_LISTED ENTRIES:_
---+---

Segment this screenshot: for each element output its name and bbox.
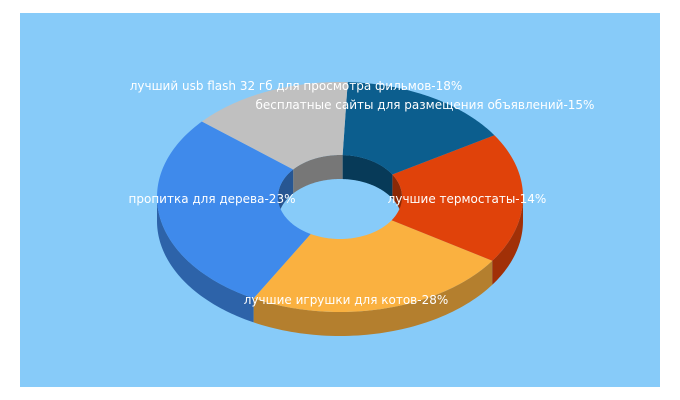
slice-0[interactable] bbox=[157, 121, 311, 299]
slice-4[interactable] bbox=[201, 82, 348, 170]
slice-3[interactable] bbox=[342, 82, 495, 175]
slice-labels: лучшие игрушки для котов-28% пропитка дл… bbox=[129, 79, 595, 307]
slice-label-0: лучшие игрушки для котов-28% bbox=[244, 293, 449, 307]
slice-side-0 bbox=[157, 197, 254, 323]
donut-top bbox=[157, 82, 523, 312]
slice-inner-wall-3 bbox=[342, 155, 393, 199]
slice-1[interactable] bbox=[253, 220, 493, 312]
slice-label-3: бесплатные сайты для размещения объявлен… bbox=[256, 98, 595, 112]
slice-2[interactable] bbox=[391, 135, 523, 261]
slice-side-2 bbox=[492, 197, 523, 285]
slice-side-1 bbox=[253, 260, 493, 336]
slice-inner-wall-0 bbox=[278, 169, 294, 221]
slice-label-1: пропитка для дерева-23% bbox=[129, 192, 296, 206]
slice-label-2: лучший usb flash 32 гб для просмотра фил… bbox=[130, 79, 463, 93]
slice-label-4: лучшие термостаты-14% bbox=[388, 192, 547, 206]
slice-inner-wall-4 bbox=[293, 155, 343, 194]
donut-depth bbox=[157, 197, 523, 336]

---+---

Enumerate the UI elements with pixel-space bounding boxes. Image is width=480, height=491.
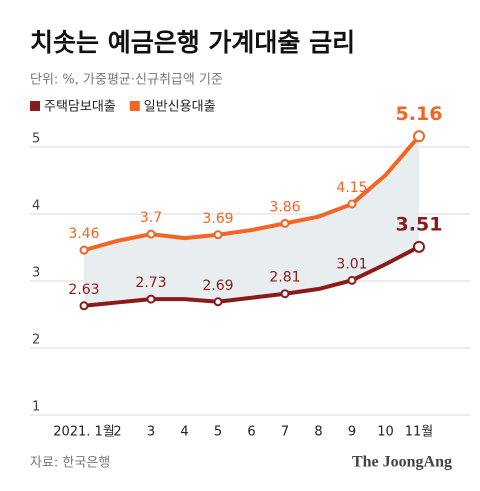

---+---

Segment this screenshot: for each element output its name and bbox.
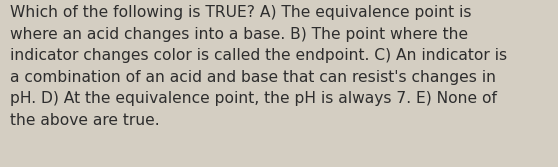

---+---

_STATED TASK:_ Copy out each line of the records above that contains the string "side". Case counts when matching.

_REPLY TO THE EXERCISE:_
slice-side-0 bbox=[157, 197, 254, 323]
slice-side-2 bbox=[492, 197, 523, 285]
slice-side-1 bbox=[253, 260, 493, 336]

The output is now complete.